— SOURCE —
If you boot your computer from an IDE/ATA drive or a SCSI drive from a SCSI controller that supports its own BIOS, you won't see the ntbootdd.sys file on your computer. However, if you are loading Windows XP from a SCSI drive on a controller that does not have its own BIOS, ntbootdd.sys appears on the root of the drive that has ntldr on it. ntbootdd.sys is the SCSI driver for your SCSI controller, but it has been renamed from the driver's actual name to ntbootdd.sys.
The boot.ini file is a text file on the root of your system partition that lists the OSes that are available to boot. It contains the default timeout value for the boot menu to be displayed, and where ntldr can find each copy of the OS. Upon looking at the boot.ini for the first time, you may be confused by the strange notation used to donate locations (this notation is called an ARC pathname and it is discussed in the next section).
Listing-1 shows what a sample boot.ini file would look like.Listing-1: A Sample boot.ini File
[boot loader] timeout=10 default= multi(0)disk(0)rdisk(0)partition(3)\WINDOWS [operating systems] C:\="Microsoft Windows 98" multi(0)disk(0)rdisk(0)partition(3)\WINDOWS="Windows XP" multi(0)disk(0)rdisk(0)partition(4)\WINNT="Windows 2000" multi(0)disk(0)rdisk(0)partition(4)\WINNT="Win 2K Error"/SOS multi(0)disk(0)rdisk(0)partition(2)\WINNT="Windows NT 4.0"
The first section in the boot.ini file is the [boot loader] section. It lists the timeout value, the number of seconds to display the boot menu, and the default OS to boot. The default OS is located in the OS listing in the file. The first OS in the list with a matching path is loaded by ntldr.

— DIRECTIVE 1 —
Return the text on Windows XP boot files verbatim, starting with "If you boot" and going on through "name to ntbootdd.sys.".
— DIRECTIVE 2 —
Write the next part of the text on Windows XP boot files, picking up after its final sentence.

— RAW DATA —
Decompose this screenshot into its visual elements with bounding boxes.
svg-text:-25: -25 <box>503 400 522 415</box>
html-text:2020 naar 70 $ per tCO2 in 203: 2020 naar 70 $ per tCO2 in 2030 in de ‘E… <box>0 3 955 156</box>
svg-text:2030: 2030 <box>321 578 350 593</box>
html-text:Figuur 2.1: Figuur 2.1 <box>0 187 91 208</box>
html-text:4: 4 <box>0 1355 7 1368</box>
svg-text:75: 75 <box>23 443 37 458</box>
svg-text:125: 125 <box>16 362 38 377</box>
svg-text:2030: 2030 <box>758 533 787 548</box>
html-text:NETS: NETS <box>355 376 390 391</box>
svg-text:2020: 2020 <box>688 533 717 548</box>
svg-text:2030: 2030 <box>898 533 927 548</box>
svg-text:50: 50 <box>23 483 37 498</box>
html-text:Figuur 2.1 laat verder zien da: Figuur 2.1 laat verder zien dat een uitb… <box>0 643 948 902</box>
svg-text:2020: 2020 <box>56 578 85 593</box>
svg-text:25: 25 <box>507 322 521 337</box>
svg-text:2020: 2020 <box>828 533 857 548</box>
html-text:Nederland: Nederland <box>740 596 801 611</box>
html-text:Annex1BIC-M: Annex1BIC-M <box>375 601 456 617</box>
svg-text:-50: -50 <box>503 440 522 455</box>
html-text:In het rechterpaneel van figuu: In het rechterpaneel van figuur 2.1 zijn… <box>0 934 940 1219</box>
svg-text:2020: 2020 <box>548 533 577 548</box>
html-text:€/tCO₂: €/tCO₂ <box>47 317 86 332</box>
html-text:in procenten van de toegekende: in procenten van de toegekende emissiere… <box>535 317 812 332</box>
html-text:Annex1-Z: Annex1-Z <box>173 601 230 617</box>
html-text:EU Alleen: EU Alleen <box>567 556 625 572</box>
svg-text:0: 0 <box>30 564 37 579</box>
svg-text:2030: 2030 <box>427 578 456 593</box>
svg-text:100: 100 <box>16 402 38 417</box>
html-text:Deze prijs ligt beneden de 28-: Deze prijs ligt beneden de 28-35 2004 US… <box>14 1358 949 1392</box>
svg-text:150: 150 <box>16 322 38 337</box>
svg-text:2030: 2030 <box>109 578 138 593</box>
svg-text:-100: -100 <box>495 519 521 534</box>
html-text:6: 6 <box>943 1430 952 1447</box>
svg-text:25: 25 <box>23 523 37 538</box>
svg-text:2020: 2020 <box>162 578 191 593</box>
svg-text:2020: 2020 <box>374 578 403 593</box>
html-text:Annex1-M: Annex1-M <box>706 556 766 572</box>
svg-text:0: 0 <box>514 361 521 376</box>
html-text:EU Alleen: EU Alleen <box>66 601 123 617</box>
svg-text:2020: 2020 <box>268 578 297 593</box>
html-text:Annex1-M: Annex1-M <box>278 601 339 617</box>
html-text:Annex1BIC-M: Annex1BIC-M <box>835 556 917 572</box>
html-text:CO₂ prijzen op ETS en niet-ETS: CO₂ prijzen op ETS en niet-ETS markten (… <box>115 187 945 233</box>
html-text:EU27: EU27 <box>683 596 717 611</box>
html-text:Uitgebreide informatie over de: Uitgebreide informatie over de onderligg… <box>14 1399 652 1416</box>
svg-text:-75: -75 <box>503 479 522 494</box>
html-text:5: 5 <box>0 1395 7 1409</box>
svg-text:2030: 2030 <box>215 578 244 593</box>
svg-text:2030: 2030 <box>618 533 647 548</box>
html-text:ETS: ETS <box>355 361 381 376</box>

--

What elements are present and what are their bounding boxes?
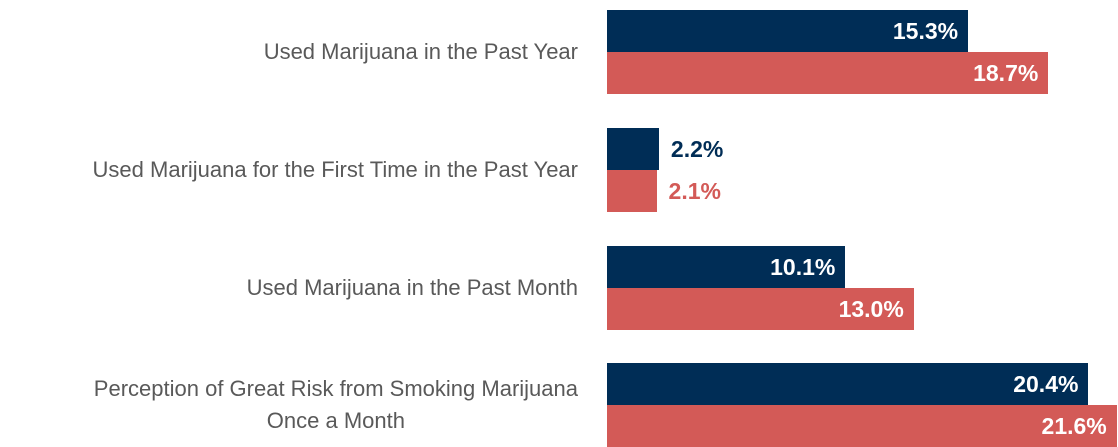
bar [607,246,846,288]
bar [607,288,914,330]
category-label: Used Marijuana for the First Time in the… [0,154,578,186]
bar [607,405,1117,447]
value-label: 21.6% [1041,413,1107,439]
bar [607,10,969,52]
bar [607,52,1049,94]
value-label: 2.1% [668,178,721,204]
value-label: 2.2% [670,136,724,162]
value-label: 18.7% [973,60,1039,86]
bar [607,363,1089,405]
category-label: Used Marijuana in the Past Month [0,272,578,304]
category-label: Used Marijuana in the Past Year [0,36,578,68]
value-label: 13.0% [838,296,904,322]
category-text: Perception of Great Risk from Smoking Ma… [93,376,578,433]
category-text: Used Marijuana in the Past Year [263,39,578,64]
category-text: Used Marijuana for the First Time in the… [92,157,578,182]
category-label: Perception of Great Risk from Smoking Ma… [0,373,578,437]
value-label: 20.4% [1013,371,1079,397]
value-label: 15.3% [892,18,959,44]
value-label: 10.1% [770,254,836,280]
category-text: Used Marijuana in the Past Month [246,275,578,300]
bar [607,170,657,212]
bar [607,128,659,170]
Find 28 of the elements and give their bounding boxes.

— WRITTEN RESPONSE 1 —
If you boot your computer from an IDE/ATA drive or a SCSI drive from a SCSI controller that supports its own BIOS, you won't see the ntbootdd.sys file on your computer. However, if you are loading Windows XP from a SCSI drive on a controller that does not have its own BIOS, ntbootdd.sys appears on the root of the drive that has ntldr on it. ntbootdd.sys is the SCSI driver for your SCSI controller, but it has been renamed from the driver's actual name to ntbootdd.sys.

— WRITTEN RESPONSE 2 —
In this code listing, the [operating systems] section lists all of the OSes that boot.ini knows about on the system. This section would be built and added to as you install multiple copies of Windows XP-based OSes on a system. (You may have multiple versions of an OS installed if this is a testing or development system.) The sample boot.ini file above also has two entries that refer to the same path (partition 4). The difference between them is the application of the SOS switch at the end of the second line. The description strings that are used in this section are the display text for the boot menu, but they have no effect on the boot process of the OS.
If you have only one copy of Windows 2000 or Windows XP installed, then you won't see the boot menu at all, since there is only one choice of operating system to load.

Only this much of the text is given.